INSTRUCTIONS FOR THE TASK: Search the data for the string "ograniczające" and extract every line where it appears.

INFORMATION PROVIDED:
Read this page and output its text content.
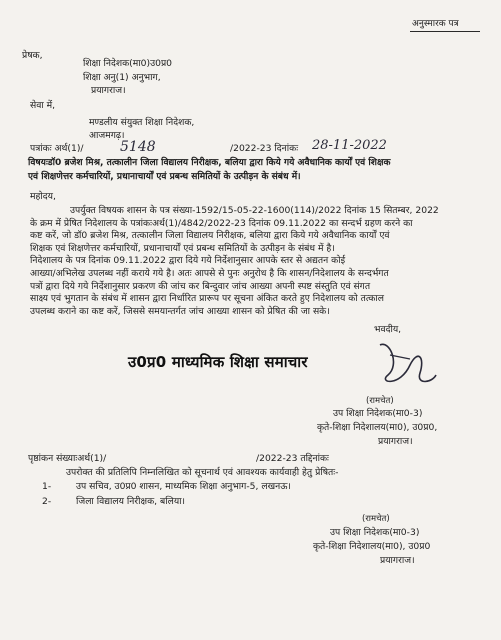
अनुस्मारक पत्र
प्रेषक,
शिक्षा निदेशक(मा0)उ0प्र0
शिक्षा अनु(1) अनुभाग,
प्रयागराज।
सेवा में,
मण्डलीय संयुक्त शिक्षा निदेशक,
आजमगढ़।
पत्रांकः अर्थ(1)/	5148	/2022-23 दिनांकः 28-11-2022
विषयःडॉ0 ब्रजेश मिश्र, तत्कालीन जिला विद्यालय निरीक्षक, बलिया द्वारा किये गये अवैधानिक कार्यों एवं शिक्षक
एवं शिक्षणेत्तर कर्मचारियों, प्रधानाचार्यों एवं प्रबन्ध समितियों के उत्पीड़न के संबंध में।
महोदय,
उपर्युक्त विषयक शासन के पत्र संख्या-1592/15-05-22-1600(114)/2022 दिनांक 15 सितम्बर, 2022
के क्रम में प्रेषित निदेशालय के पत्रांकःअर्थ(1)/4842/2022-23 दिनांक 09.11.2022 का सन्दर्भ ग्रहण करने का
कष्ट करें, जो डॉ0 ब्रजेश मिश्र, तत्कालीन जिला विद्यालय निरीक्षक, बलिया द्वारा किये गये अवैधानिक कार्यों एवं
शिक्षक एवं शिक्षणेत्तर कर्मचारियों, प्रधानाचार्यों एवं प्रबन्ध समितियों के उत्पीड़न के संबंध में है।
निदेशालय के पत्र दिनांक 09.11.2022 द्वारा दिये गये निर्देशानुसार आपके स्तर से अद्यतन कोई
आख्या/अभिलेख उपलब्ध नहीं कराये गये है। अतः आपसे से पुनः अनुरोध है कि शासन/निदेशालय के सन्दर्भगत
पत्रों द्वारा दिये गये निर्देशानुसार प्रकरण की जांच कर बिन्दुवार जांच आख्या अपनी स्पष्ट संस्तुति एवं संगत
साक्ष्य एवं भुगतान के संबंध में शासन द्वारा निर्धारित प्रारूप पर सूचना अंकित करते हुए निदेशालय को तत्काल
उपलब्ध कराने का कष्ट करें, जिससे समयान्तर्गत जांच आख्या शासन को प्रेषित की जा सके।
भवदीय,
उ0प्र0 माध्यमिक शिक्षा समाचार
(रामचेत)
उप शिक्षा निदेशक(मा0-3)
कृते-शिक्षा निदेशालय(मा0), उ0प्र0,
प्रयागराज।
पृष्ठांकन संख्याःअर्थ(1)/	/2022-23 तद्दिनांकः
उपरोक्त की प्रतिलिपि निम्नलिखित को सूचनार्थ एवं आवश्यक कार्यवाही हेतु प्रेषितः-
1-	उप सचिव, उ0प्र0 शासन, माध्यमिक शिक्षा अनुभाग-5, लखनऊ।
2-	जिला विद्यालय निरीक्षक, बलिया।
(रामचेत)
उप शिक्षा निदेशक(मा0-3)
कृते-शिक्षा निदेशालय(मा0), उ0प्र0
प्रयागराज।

---

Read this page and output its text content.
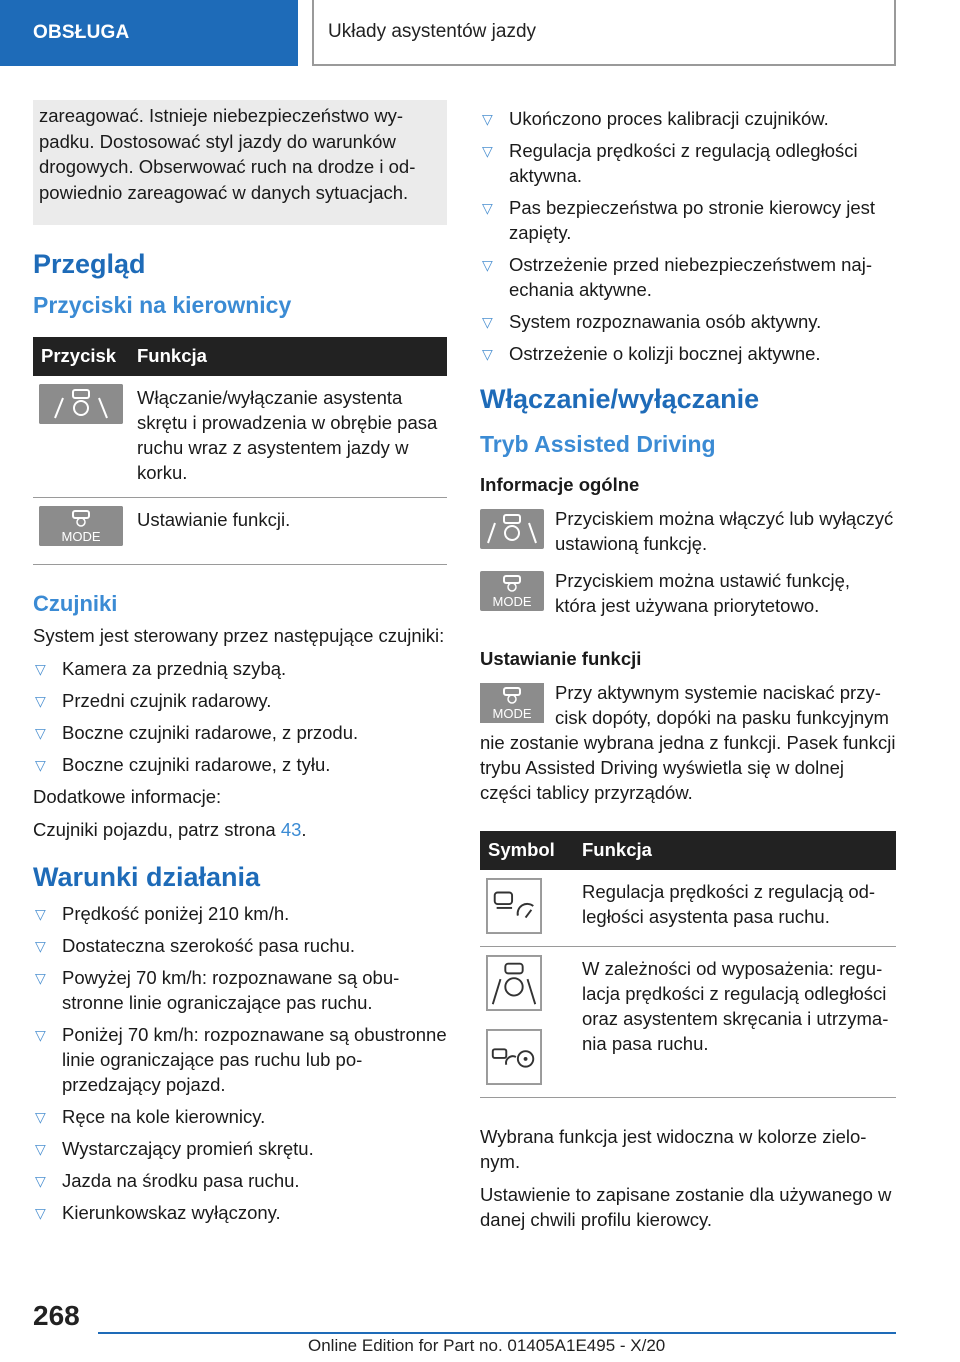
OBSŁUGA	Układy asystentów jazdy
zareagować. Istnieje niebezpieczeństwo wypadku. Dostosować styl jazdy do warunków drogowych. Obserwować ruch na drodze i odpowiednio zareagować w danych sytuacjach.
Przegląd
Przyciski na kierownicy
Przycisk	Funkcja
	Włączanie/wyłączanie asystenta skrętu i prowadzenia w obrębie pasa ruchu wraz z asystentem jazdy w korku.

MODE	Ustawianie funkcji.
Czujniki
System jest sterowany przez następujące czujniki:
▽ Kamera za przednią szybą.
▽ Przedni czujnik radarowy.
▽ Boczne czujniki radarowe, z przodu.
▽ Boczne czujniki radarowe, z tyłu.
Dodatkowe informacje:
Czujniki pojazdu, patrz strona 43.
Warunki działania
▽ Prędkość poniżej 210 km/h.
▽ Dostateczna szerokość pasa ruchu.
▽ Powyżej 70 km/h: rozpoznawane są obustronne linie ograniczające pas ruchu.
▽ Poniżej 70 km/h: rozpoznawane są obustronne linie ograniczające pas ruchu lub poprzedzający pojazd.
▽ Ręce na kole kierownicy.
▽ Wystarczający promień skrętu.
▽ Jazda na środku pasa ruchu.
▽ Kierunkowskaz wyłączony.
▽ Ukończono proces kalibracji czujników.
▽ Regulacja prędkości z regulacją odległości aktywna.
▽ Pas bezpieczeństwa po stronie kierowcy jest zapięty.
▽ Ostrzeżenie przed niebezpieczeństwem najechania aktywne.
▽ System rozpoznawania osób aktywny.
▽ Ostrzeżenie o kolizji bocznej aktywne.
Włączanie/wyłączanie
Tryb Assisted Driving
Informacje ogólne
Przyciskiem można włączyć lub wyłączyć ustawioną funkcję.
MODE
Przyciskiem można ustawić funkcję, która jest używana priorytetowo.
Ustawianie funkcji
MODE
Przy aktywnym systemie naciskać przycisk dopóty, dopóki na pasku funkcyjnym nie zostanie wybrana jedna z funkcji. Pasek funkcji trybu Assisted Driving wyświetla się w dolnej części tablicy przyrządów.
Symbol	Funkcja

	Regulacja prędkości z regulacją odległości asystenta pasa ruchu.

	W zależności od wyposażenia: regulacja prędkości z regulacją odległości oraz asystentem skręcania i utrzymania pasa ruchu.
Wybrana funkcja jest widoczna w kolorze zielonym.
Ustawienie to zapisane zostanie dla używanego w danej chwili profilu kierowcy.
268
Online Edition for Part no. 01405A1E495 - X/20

EXERCISE OUTPUT:
▽ Powyżej 70 km/h: rozpoznawane są obustronne linie ograniczające pas ruchu.
▽ Poniżej 70 km/h: rozpoznawane są obustronne linie ograniczające pas ruchu lub poprzedzający pojazd.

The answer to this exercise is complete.